Stored data entries
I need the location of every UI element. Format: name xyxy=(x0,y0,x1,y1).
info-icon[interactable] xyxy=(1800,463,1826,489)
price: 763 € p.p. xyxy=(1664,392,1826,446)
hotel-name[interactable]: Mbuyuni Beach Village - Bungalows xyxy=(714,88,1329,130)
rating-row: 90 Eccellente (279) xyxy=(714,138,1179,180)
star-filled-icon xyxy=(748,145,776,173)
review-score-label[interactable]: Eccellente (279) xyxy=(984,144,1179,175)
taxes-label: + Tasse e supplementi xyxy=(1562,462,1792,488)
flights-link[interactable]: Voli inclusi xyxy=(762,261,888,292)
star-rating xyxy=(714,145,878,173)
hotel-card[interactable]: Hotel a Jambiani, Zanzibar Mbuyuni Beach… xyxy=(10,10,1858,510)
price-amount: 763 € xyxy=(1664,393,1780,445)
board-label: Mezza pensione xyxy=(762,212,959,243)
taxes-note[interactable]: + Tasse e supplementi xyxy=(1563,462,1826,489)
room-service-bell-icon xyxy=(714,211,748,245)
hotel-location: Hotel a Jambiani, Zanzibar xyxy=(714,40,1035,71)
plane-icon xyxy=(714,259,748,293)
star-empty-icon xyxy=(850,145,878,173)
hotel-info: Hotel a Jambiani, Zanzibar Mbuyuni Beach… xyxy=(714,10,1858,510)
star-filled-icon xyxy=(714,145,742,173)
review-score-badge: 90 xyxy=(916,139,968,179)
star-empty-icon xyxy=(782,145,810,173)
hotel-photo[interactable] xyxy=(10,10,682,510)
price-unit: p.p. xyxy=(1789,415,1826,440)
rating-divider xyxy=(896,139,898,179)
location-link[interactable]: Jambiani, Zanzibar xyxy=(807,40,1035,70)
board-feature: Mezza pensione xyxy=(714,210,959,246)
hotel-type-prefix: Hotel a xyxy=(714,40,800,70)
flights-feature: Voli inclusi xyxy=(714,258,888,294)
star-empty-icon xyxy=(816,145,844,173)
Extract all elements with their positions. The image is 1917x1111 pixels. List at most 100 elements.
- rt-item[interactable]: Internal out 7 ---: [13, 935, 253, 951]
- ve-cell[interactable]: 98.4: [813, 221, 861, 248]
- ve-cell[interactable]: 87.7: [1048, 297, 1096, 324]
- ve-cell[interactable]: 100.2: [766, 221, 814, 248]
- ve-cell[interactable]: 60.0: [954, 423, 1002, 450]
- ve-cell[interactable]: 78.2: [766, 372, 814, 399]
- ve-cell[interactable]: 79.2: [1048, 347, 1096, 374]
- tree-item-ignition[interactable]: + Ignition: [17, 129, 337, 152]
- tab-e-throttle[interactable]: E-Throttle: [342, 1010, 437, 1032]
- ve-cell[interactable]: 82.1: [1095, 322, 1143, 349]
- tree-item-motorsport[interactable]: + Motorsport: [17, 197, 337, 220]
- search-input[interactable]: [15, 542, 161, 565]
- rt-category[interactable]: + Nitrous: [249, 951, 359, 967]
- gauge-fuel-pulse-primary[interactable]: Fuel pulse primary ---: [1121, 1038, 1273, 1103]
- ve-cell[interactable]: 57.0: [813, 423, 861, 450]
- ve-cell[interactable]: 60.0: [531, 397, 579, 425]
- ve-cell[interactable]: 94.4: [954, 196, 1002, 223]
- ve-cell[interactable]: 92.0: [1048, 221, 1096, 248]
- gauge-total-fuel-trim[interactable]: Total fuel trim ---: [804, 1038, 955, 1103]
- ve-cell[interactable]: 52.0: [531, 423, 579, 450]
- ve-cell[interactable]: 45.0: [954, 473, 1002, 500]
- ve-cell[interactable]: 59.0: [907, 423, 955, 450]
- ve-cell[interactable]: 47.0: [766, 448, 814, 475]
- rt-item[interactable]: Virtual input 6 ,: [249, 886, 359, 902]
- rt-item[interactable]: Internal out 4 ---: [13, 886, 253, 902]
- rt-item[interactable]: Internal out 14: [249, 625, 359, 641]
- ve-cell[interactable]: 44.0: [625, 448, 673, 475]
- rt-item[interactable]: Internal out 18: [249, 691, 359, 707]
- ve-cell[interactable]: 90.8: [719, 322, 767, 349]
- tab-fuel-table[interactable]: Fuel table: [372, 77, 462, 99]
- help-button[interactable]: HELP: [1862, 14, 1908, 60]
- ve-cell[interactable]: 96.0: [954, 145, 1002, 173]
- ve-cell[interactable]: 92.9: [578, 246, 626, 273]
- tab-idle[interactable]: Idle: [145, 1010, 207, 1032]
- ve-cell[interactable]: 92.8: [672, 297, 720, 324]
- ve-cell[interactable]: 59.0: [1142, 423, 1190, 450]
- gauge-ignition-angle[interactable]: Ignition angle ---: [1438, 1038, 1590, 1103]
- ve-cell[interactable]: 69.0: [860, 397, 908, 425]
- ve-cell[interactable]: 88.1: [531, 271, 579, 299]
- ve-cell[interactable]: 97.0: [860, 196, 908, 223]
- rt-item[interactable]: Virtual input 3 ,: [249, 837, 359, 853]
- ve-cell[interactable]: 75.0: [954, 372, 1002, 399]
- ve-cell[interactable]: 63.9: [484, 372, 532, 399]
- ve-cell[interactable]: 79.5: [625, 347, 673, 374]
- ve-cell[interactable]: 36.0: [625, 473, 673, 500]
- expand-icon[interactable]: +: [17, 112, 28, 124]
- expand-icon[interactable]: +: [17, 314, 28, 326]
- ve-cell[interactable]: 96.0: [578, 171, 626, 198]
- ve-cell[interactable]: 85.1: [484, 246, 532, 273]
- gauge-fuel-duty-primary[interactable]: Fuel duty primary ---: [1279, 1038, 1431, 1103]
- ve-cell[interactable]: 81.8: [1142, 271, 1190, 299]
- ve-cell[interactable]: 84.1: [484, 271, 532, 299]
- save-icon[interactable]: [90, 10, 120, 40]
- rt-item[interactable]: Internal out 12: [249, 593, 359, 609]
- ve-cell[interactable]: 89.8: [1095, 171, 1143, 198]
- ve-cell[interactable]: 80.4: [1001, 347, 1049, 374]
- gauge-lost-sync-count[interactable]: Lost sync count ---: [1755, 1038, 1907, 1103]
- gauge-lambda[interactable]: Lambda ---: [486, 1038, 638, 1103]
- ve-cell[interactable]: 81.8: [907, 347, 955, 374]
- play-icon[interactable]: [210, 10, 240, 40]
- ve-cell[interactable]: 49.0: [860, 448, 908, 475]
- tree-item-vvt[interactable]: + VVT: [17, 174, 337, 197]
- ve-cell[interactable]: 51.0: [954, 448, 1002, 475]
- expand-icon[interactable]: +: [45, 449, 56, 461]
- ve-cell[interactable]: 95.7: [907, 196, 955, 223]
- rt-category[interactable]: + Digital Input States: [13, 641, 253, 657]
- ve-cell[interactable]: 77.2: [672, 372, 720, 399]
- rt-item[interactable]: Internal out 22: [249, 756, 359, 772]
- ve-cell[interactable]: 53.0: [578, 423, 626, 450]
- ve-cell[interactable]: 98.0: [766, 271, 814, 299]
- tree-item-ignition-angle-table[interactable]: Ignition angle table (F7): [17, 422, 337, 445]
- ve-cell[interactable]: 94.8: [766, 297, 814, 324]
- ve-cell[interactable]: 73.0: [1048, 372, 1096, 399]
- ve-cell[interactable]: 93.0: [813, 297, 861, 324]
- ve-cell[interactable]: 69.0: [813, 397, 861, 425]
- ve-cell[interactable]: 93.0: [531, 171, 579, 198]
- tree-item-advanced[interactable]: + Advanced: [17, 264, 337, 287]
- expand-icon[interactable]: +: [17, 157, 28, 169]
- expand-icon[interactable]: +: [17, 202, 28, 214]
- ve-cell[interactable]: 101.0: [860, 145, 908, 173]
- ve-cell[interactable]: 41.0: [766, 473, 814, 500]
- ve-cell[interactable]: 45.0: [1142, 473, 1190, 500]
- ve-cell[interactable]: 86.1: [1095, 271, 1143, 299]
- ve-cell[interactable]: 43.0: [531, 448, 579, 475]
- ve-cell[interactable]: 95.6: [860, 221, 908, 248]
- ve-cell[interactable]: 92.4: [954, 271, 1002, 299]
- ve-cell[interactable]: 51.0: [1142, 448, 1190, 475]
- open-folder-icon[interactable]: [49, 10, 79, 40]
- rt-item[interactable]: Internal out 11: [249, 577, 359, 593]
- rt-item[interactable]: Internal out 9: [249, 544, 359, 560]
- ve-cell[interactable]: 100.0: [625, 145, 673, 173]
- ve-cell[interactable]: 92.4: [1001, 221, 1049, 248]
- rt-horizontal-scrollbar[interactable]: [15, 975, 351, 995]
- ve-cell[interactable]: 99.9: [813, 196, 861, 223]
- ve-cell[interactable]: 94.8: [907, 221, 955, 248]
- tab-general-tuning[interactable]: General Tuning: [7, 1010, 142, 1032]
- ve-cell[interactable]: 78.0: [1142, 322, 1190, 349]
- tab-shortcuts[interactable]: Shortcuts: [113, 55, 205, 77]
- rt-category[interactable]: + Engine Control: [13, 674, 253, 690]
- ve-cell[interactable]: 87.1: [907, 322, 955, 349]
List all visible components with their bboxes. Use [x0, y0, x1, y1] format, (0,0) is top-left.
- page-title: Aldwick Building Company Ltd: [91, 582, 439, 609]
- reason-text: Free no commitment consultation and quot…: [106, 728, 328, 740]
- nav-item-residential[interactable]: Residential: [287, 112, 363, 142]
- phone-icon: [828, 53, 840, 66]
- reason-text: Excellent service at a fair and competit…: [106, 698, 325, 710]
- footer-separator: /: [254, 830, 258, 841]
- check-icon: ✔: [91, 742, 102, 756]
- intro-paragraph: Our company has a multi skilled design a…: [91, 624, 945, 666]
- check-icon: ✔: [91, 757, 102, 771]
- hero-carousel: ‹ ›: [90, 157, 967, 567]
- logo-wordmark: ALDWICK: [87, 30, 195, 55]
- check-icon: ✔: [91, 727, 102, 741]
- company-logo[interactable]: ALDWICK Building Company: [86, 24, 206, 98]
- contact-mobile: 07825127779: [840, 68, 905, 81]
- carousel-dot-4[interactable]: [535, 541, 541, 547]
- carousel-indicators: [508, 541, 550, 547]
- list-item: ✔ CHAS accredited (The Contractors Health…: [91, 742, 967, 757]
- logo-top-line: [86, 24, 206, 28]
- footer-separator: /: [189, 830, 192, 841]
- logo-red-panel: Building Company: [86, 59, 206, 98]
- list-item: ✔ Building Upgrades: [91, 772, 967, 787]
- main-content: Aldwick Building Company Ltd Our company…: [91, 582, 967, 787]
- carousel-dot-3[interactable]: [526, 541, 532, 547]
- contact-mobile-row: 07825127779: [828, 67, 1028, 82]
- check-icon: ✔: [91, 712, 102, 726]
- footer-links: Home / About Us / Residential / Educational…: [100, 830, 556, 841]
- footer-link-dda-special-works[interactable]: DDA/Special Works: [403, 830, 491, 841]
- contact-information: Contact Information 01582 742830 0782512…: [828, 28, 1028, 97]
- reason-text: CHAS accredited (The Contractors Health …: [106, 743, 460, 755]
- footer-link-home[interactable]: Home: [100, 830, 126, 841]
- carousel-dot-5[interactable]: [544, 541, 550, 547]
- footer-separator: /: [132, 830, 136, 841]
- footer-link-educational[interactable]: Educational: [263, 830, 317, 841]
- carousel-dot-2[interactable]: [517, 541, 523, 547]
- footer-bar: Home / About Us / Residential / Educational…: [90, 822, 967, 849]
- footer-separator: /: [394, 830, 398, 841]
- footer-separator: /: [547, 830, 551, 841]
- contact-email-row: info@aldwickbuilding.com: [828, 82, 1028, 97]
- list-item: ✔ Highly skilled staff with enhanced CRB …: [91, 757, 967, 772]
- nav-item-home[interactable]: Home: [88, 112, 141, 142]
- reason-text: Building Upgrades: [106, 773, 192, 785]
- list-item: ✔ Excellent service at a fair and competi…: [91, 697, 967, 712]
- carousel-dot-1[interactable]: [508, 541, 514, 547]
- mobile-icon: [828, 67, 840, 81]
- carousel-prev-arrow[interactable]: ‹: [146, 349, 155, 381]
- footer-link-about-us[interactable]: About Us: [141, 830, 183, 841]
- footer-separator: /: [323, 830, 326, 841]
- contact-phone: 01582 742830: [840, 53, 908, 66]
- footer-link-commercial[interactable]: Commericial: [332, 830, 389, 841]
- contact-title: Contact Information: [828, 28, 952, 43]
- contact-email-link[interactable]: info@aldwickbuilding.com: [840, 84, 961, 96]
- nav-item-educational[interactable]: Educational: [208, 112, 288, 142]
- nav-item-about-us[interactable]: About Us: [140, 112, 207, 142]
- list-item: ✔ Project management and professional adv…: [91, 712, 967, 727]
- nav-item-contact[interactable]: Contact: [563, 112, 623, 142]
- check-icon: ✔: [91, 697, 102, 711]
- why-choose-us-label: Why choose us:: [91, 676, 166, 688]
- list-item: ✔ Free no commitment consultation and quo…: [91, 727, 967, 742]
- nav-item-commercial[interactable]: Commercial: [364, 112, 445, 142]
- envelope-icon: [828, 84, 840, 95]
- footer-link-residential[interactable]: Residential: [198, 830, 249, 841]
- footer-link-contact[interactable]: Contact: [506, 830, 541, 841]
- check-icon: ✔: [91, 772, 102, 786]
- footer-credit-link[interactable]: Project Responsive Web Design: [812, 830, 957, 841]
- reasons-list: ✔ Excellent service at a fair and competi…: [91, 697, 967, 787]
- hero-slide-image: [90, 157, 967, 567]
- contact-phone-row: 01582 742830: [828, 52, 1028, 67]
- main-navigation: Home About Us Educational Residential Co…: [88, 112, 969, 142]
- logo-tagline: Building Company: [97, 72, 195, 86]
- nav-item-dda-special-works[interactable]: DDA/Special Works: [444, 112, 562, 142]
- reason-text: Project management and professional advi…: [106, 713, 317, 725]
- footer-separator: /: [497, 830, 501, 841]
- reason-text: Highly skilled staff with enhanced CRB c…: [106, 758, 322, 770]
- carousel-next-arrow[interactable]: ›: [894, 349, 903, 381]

What to do:
Could you retype everything in the listing above, from its first line down to the line containing "taxes-label: + Tasse"?

Solution for this problem:
I need the location of every UI element. Format: name xyxy=(x0,y0,x1,y1).
info-icon[interactable] xyxy=(1800,463,1826,489)
price: 763 € p.p. xyxy=(1664,392,1826,446)
hotel-name[interactable]: Mbuyuni Beach Village - Bungalows xyxy=(714,88,1329,130)
rating-row: 90 Eccellente (279) xyxy=(714,138,1179,180)
star-filled-icon xyxy=(748,145,776,173)
review-score-label[interactable]: Eccellente (279) xyxy=(984,144,1179,175)
taxes-label: + Tasse e supplementi xyxy=(1562,462,1792,488)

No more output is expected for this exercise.